## What is needed:
Say how many lines contain the string "kjølevæskenivået". Give no other output.

## Data excerpts:
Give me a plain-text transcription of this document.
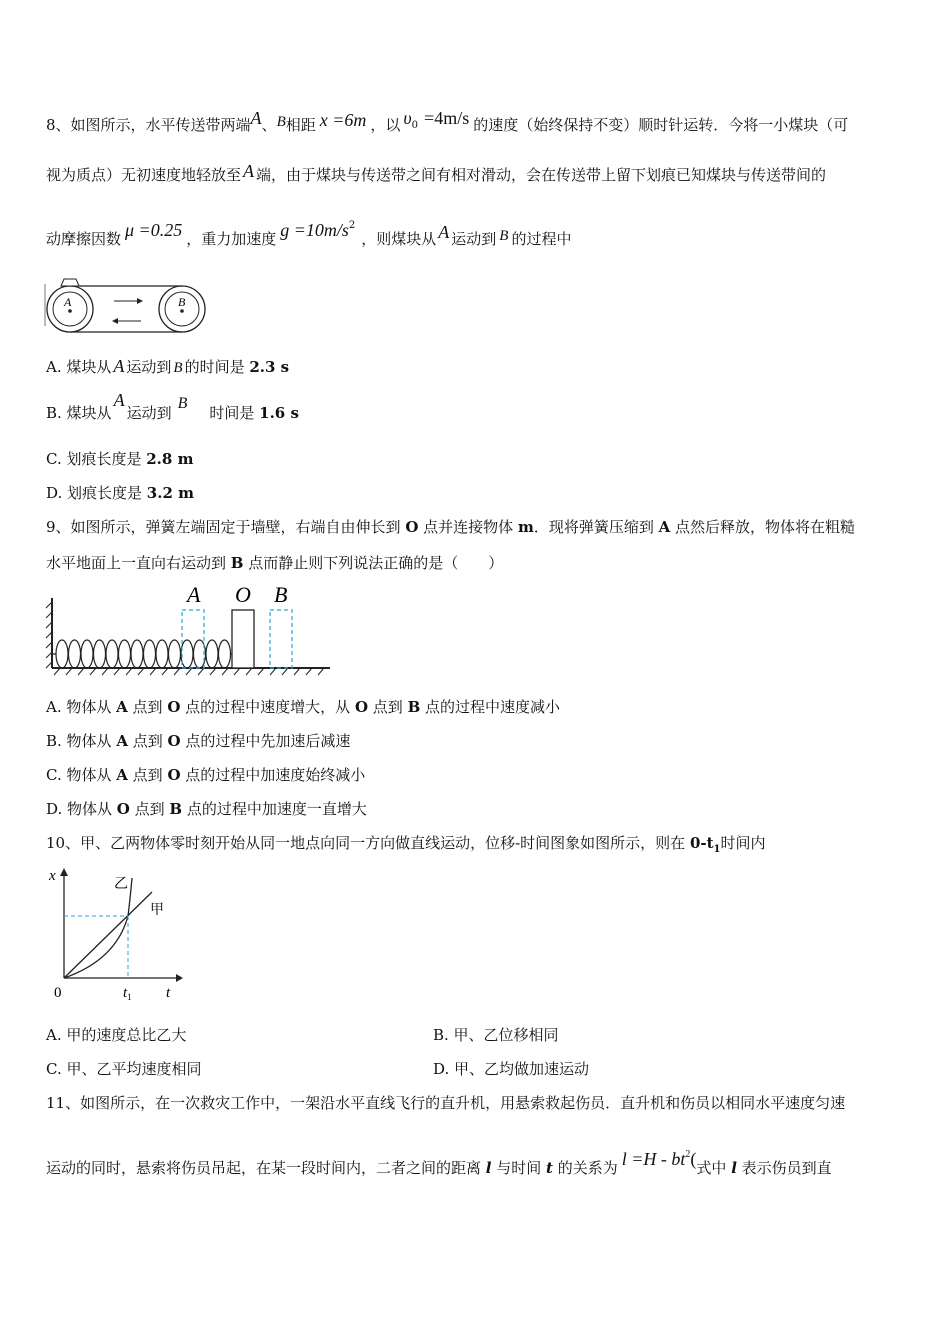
8、如图所示，水平传送带两端A、B相距 x =6m ，以 $\upsilon_0 =4m/s$ 的速度（始终保持不变）顺时针运转．今将一小煤块（可
视为质点）无初速度地轻放至 A 端，由于煤块与传送带之间有相对滑动，会在传送带上留下划痕已知煤块与传送带间的
动摩擦因数 μ =0.25 ，重力加速度 $g =10m/s^2$，则煤块从 A 运动到 B 的过程中
A	B
A. 煤块从 A 运动到 B 的时间是 2.3 s
B. 煤块从A运动到B时间是 1.6 s
C. 划痕长度是 2.8 m
D. 划痕长度是 3.2 m
9、如图所示，弹簧左端固定于墙壁，右端自由伸长到 O 点并连接物体 m．现将弹簧压缩到 A 点然后释放，物体将在粗糙
水平地面上一直向右运动到 B 点而静止则下列说法正确的是（　　）
A O B
A. 物体从 A 点到 O 点的过程中速度增大，从 O 点到 B 点的过程中速度减小
B. 物体从 A 点到 O 点的过程中先加速后减速
C. 物体从 A 点到 O 点的过程中加速度始终减小
D. 物体从 O 点到 B 点的过程中加速度一直增大
10、甲、乙两物体零时刻开始从同一地点向同一方向做直线运动，位移-时间图象如图所示，则在 $0-t_1$时间内
x
t
0	$t_1$
乙
甲
A. 甲的速度总比乙大	B. 甲、乙位移相同
C. 甲、乙平均速度相同	D. 甲、乙均做加速运动
11、如图所示，在一次救灾工作中，一架沿水平直线飞行的直升机，用悬索救起伤员．直升机和伤员以相同水平速度匀速
运动的同时，悬索将伤员吊起，在某一段时间内，二者之间的距离 l 与时间 t 的关系为 $l =H - bt^2$(式中 l 表示伤员到直
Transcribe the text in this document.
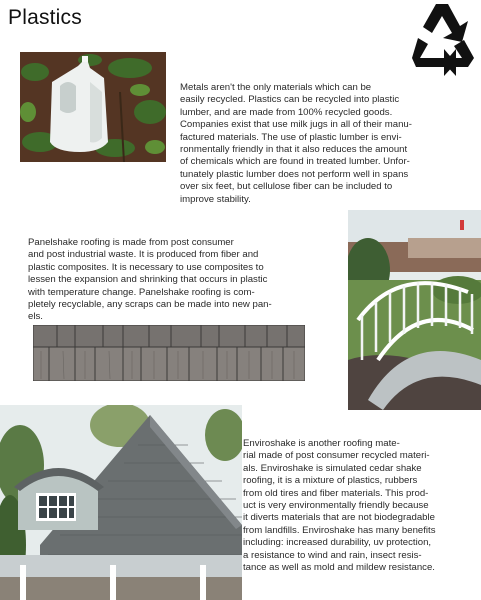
Plastics

Metals aren't the only materials which can be
easily recycled. Plastics can be recycled into plastic
lumber, and are made from 100% recycled goods.
Companies exist that use milk jugs in all of their manu-
factured materials. The use of plastic lumber is envi-
ronmentally friendly in that it also reduces the amount
of chemicals which are found in treated lumber. Unfor-
tunately plastic lumber does not perform well in spans
over six feet, but cellulose fiber can be included to
improve stability.

Panelshake roofing is made from post consumer
and post industrial waste. It is produced from fiber and
plastic composites. It is necessary to use composites to
lessen the expansion and shrinking that occurs in plastic
with temperature change. Panelshake roofing is com-
pletely recyclable, any scraps can be made into new pan-
els.

Enviroshake is another roofing mate-
rial made of post consumer recycled materi-
als. Enviroshake is simulated cedar shake
roofing, it is a mixture of plastics, rubbers
from old tires and fiber materials. This prod-
uct is very environmentally friendly because
it diverts materials that are not biodegradable
from landfills. Enviroshake has many benefits
including: increased durability, uv protection,
a resistance to wind and rain, insect resis-
tance as well as mold and mildew resistance.
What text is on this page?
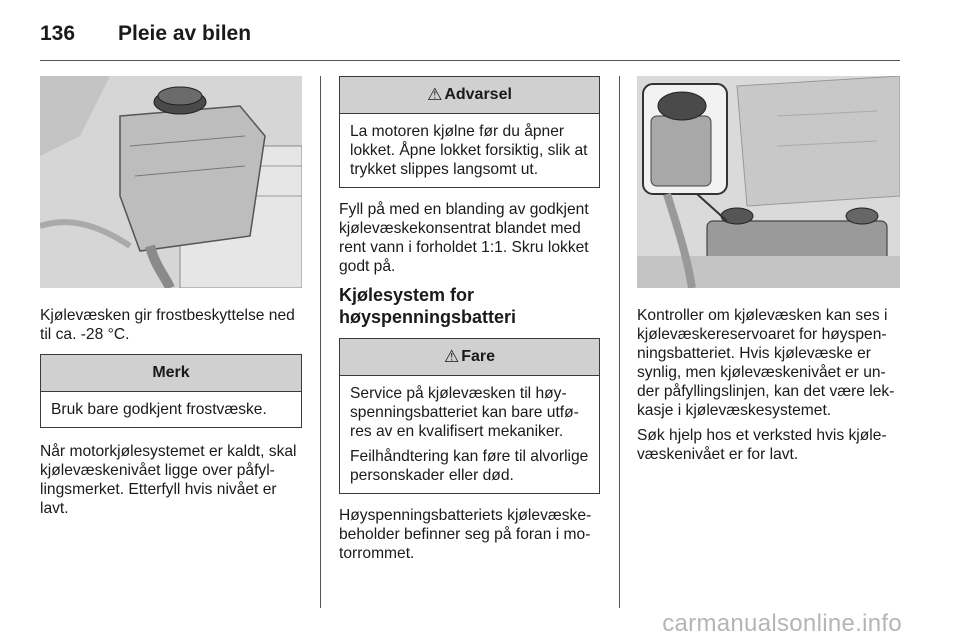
136	Pleie av bilen

Kjølevæsken gir frostbeskyttelse ned til ca. -28 °C.

Merk

Bruk bare godkjent frostvæske.

Når motorkjølesystemet er kaldt, skal kjølevæskenivået ligge over påfyl-lingsmerket. Etterfyll hvis nivået er lavt.

⚠ Advarsel

La motoren kjølne før du åpner lokket. Åpne lokket forsiktig, slik at trykket slippes langsomt ut.

Fyll på med en blanding av godkjent kjølevæskekonsentrat blandet med rent vann i forholdet 1:1. Skru lokket godt på.

Kjølesystem for høyspenningsbatteri
⚠ Fare

Service på kjølevæsken til høy-spenningsbatteriet kan bare utfø-res av en kvalifisert mekaniker.

Feilhåndtering kan føre til alvorlige personskader eller død.

Høyspenningsbatteriets kjølevæske-beholder befinner seg på foran i mo-torrommet.

Kontroller om kjølevæsken kan ses i kjølevæskereservoaret for høyspen-ningsbatteriet. Hvis kjølevæske er synlig, men kjølevæskenivået er un-der påfyllingslinjen, kan det være lek-kasje i kjølevæskesystemet.

Søk hjelp hos et verksted hvis kjøle-væskenivået er for lavt.

carmanualsonline.info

## Complete answer:
2